### PROBLEM TO SOLVE
Output all the material that follows, exactly as given.

(begin)

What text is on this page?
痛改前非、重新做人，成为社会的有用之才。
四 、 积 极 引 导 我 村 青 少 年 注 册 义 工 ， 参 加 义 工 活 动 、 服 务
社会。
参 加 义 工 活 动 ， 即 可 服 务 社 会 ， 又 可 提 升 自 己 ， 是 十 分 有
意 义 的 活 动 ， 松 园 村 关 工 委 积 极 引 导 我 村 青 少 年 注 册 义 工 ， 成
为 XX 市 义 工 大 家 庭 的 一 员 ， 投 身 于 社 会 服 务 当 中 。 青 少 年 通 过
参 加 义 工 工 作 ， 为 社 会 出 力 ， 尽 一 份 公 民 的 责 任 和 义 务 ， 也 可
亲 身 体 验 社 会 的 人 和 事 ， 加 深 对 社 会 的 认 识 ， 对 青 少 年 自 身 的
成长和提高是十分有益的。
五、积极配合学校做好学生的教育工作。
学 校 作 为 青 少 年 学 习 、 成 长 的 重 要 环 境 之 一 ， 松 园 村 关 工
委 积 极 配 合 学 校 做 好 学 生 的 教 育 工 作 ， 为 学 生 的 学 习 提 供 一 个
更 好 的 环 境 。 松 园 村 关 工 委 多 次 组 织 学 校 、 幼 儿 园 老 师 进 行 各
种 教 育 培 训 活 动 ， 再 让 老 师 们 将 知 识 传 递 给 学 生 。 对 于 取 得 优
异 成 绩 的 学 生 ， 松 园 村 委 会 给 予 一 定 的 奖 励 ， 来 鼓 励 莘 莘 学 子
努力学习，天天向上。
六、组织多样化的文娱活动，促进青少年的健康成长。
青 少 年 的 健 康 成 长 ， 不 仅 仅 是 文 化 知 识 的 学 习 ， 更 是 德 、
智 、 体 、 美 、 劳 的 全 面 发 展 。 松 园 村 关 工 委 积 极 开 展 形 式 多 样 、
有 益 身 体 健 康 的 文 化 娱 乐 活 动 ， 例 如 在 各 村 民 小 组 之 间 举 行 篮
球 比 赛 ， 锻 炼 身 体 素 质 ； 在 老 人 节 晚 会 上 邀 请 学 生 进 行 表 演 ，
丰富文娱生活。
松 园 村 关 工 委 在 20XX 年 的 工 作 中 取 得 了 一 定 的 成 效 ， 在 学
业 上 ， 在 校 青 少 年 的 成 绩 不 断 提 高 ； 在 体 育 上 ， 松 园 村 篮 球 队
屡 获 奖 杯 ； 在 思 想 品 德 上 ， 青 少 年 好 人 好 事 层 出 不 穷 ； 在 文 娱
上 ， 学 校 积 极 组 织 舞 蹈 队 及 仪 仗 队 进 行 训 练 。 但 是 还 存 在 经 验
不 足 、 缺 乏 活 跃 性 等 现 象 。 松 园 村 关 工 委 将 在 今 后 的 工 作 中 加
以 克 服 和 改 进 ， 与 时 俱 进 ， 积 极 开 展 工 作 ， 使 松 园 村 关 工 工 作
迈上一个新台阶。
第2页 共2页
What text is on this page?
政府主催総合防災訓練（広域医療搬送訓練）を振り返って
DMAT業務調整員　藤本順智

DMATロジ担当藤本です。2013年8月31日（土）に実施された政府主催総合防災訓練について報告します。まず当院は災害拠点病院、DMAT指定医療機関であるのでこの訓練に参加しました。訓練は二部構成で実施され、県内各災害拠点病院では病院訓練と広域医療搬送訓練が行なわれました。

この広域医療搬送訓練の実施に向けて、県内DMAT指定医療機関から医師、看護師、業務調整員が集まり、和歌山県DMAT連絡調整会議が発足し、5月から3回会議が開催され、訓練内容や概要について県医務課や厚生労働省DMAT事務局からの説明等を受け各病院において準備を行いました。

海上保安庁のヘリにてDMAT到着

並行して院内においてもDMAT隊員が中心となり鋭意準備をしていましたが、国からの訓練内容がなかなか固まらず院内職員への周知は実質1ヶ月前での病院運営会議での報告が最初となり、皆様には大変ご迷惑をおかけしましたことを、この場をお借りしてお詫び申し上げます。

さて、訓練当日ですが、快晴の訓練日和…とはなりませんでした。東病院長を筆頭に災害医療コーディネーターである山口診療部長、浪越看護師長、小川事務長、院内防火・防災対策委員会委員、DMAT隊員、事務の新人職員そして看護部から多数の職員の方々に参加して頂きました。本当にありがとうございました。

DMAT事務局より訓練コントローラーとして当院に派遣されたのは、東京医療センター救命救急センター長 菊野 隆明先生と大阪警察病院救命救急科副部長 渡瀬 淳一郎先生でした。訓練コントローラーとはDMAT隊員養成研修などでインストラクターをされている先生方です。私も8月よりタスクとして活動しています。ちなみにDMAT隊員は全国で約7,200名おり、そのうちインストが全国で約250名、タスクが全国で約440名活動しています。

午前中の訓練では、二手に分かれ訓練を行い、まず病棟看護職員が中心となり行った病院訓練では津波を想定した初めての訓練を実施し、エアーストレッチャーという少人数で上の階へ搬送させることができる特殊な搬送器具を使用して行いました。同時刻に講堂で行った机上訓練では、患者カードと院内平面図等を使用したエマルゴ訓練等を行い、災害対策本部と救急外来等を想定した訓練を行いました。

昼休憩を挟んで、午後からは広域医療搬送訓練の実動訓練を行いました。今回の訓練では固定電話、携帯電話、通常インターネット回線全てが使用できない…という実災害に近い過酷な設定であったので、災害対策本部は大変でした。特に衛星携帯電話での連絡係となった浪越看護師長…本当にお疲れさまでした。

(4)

(end)

### SOLUTION TO THE PROBLEM
What text is on this page?
痛改前非、重新做人，成为社会的有用之才。
四 、 积 极 引 导 我 村 青 少 年 注 册 义 工 ， 参 加 义 工 活 动 、 服 务
社会。
参 加 义 工 活 动 ， 即 可 服 务 社 会 ， 又 可 提 升 自 己 ， 是 十 分 有
意 义 的 活 动 ， 松 园 村 关 工 委 积 极 引 导 我 村 青 少 年 注 册 义 工 ， 成
为 XX 市 义 工 大 家 庭 的 一 员 ， 投 身 于 社 会 服 务 当 中 。 青 少 年 通 过
参 加 义 工 工 作 ， 为 社 会 出 力 ， 尽 一 份 公 民 的 责 任 和 义 务 ， 也 可
亲 身 体 验 社 会 的 人 和 事 ， 加 深 对 社 会 的 认 识 ， 对 青 少 年 自 身 的
成长和提高是十分有益的。
五、积极配合学校做好学生的教育工作。
学 校 作 为 青 少 年 学 习 、 成 长 的 重 要 环 境 之 一 ， 松 园 村 关 工
委 积 极 配 合 学 校 做 好 学 生 的 教 育 工 作 ， 为 学 生 的 学 习 提 供 一 个
更 好 的 环 境 。 松 园 村 关 工 委 多 次 组 织 学 校 、 幼 儿 园 老 师 进 行 各
种 教 育 培 训 活 动 ， 再 让 老 师 们 将 知 识 传 递 给 学 生 。 对 于 取 得 优
异 成 绩 的 学 生 ， 松 园 村 委 会 给 予 一 定 的 奖 励 ， 来 鼓 励 莘 莘 学 子
努力学习，天天向上。
六、组织多样化的文娱活动，促进青少年的健康成长。
青 少 年 的 健 康 成 长 ， 不 仅 仅 是 文 化 知 识 的 学 习 ， 更 是 德 、
智 、 体 、 美 、 劳 的 全 面 发 展 。 松 园 村 关 工 委 积 极 开 展 形 式 多 样 、
有 益 身 体 健 康 的 文 化 娱 乐 活 动 ， 例 如 在 各 村 民 小 组 之 间 举 行 篮
球 比 赛 ， 锻 炼 身 体 素 质 ； 在 老 人 节 晚 会 上 邀 请 学 生 进 行 表 演 ，
丰富文娱生活。
松 园 村 关 工 委 在 20XX 年 的 工 作 中 取 得 了 一 定 的 成 效 ， 在 学
业 上 ， 在 校 青 少 年 的 成 绩 不 断 提 高 ； 在 体 育 上 ， 松 园 村 篮 球 队
屡 获 奖 杯 ； 在 思 想 品 德 上 ， 青 少 年 好 人 好 事 层 出 不 穷 ； 在 文 娱
上 ， 学 校 积 极 组 织 舞 蹈 队 及 仪 仗 队 进 行 训 练 。 但 是 还 存 在 经 验
不 足 、 缺 乏 活 跃 性 等 现 象 。 松 园 村 关 工 委 将 在 今 后 的 工 作 中 加
以 克 服 和 改 进 ， 与 时 俱 进 ， 积 极 开 展 工 作 ， 使 松 园 村 关 工 工 作
迈上一个新台阶。
第2页 共2页
What text is on this page?
政府主催総合防災訓練（広域医療搬送訓練）を振り返って
DMAT業務調整員　藤本順智

DMATロジ担当藤本です。2013年8月31日（土）に実施された政府主催総合防災訓練について報告します。まず当院は災害拠点病院、DMAT指定医療機関であるのでこの訓練に参加しました。訓練は二部構成で実施され、県内各災害拠点病院では病院訓練と広域医療搬送訓練が行なわれました。

この広域医療搬送訓練の実施に向けて、県内DMAT指定医療機関から医師、看護師、業務調整員が集まり、和歌山県DMAT連絡調整会議が発足し、5月から3回会議が開催され、訓練内容や概要について県医務課や厚生労働省DMAT事務局からの説明等を受け各病院において準備を行いました。

海上保安庁のヘリにてDMAT到着

並行して院内においてもDMAT隊員が中心となり鋭意準備をしていましたが、国からの訓練内容がなかなか固まらず院内職員への周知は実質1ヶ月前での病院運営会議での報告が最初となり、皆様には大変ご迷惑をおかけしましたことを、この場をお借りしてお詫び申し上げます。

さて、訓練当日ですが、快晴の訓練日和…とはなりませんでした。東病院長を筆頭に災害医療コーディネーターである山口診療部長、浪越看護師長、小川事務長、院内防火・防災対策委員会委員、DMAT隊員、事務の新人職員そして看護部から多数の職員の方々に参加して頂きました。本当にありがとうございました。

DMAT事務局より訓練コントローラーとして当院に派遣されたのは、東京医療センター救命救急センター長 菊野 隆明先生と大阪警察病院救命救急科副部長 渡瀬 淳一郎先生でした。訓練コントローラーとはDMAT隊員養成研修などでインストラクターをされている先生方です。私も8月よりタスクとして活動しています。ちなみにDMAT隊員は全国で約7,200名おり、そのうちインストが全国で約250名、タスクが全国で約440名活動しています。

午前中の訓練では、二手に分かれ訓練を行い、まず病棟看護職員が中心となり行った病院訓練では津波を想定した初めての訓練を実施し、エアーストレッチャーという少人数で上の階へ搬送させることができる特殊な搬送器具を使用して行いました。同時刻に講堂で行った机上訓練では、患者カードと院内平面図等を使用したエマルゴ訓練等を行い、災害対策本部と救急外来等を想定した訓練を行いました。

昼休憩を挟んで、午後からは広域医療搬送訓練の実動訓練を行いました。今回の訓練では固定電話、携帯電話、通常インターネット回線全てが使用できない…という実災害に近い過酷な設定であったので、災害対策本部は大変でした。特に衛星携帯電話での連絡係となった浪越看護師長…本当にお疲れさまでした。

(4)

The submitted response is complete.